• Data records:
○ ○ ○ ○ ○

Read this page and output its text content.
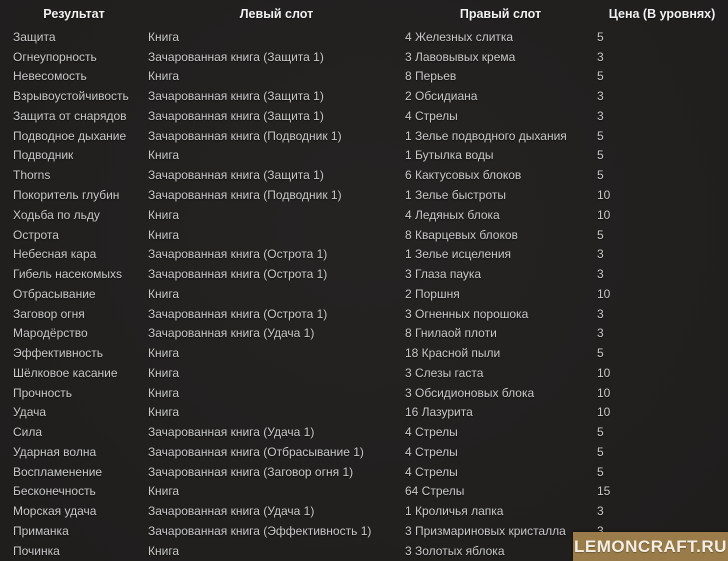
Результат	Левый слот	Правый слот	Цена (В уровнях)
Защита	Книга	4 Железных слитка	5
Огнеупорность	Зачарованная книга (Защита 1)	3 Лавовывых крема	3
Невесомость	Книга	8 Перьев	5
Взрывоустойчивость	Зачарованная книга (Защита 1)	2 Обсидиана	3
Защита от снарядов	Зачарованная книга (Защита 1)	4 Стрелы	3
Подводное дыхание	Зачарованная книга (Подводник 1)	1 Зелье подводного дыхания	5
Подводник	Книга	1 Бутылка воды	5
Thorns	Зачарованная книга (Защита 1)	6 Кактусовых блоков	5
Покоритель глубин	Зачарованная книга (Подводник 1)	1 Зелье быстроты	10
Ходьба по льду	Книга	4 Ледяных блока	10
Острота	Книга	8 Кварцевых блоков	5
Небесная кара	Зачарованная книга (Острота 1)	1 Зелье исцеления	3
Гибель насекомыхs	Зачарованная книга (Острота 1)	3 Глаза паука	3
Отбрасывание	Книга	2 Поршня	10
Заговор огня	Зачарованная книга (Острота 1)	3 Огненных порошока	3
Мародёрство	Зачарованная книга (Удача 1)	8 Гнилаой плоти	3
Эффективность	Книга	18 Красной пыли	5
Шёлковое касание	Книга	3 Слезы гаста	10
Прочность	Книга	3 Обсидионовых блока	10
Удача	Книга	16 Лазурита	10
Сила	Зачарованная книга (Удача 1)	4 Стрелы	5
Ударная волна	Зачарованная книга (Отбрасывание 1)	4 Стрелы	5
Воспламенение	Зачарованная книга (Заговор огня 1)	4 Стрелы	5
Бесконечность	Книга	64 Стрелы	15
Морская удача	Зачарованная книга (Удача 1)	1 Кроличья лапка	3
Приманка	Зачарованная книга (Эффективность 1)	3 Призмариновых кристалла
Починка	Книга	3 Золотых яблока	LEMONCRAFT.RU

○ ○ ○ ○ ○

Copy out the data above exactly, except the pictures.

• Result below:
Read this page and output its text content.
Результат	Левый слот	Правый слот	Цена (В уровнях)
Защита	Книга	4 Железных слитка	5
Огнеупорность	Зачарованная книга (Защита 1)	3 Лавовывых крема	3
Невесомость	Книга	8 Перьев	5
Взрывоустойчивость	Зачарованная книга (Защита 1)	2 Обсидиана	3
Защита от снарядов	Зачарованная книга (Защита 1)	4 Стрелы	3
Подводное дыхание	Зачарованная книга (Подводник 1)	1 Зелье подводного дыхания	5
Подводник	Книга	1 Бутылка воды	5
Thorns	Зачарованная книга (Защита 1)	6 Кактусовых блоков	5
Покоритель глубин	Зачарованная книга (Подводник 1)	1 Зелье быстроты	10
Ходьба по льду	Книга	4 Ледяных блока	10
Острота	Книга	8 Кварцевых блоков	5
Небесная кара	Зачарованная книга (Острота 1)	1 Зелье исцеления	3
Гибель насекомыхs	Зачарованная книга (Острота 1)	3 Глаза паука	3
Отбрасывание	Книга	2 Поршня	10
Заговор огня	Зачарованная книга (Острота 1)	3 Огненных порошока	3
Мародёрство	Зачарованная книга (Удача 1)	8 Гнилаой плоти	3
Эффективность	Книга	18 Красной пыли	5
Шёлковое касание	Книга	3 Слезы гаста	10
Прочность	Книга	3 Обсидионовых блока	10
Удача	Книга	16 Лазурита	10
Сила	Зачарованная книга (Удача 1)	4 Стрелы	5
Ударная волна	Зачарованная книга (Отбрасывание 1)	4 Стрелы	5
Воспламенение	Зачарованная книга (Заговор огня 1)	4 Стрелы	5
Бесконечность	Книга	64 Стрелы	15
Морская удача	Зачарованная книга (Удача 1)	1 Кроличья лапка	3
Приманка	Зачарованная книга (Эффективность 1)	3 Призмариновых кристалла
Починка	Книга	3 Золотых яблока	LEMONCRAFT.RU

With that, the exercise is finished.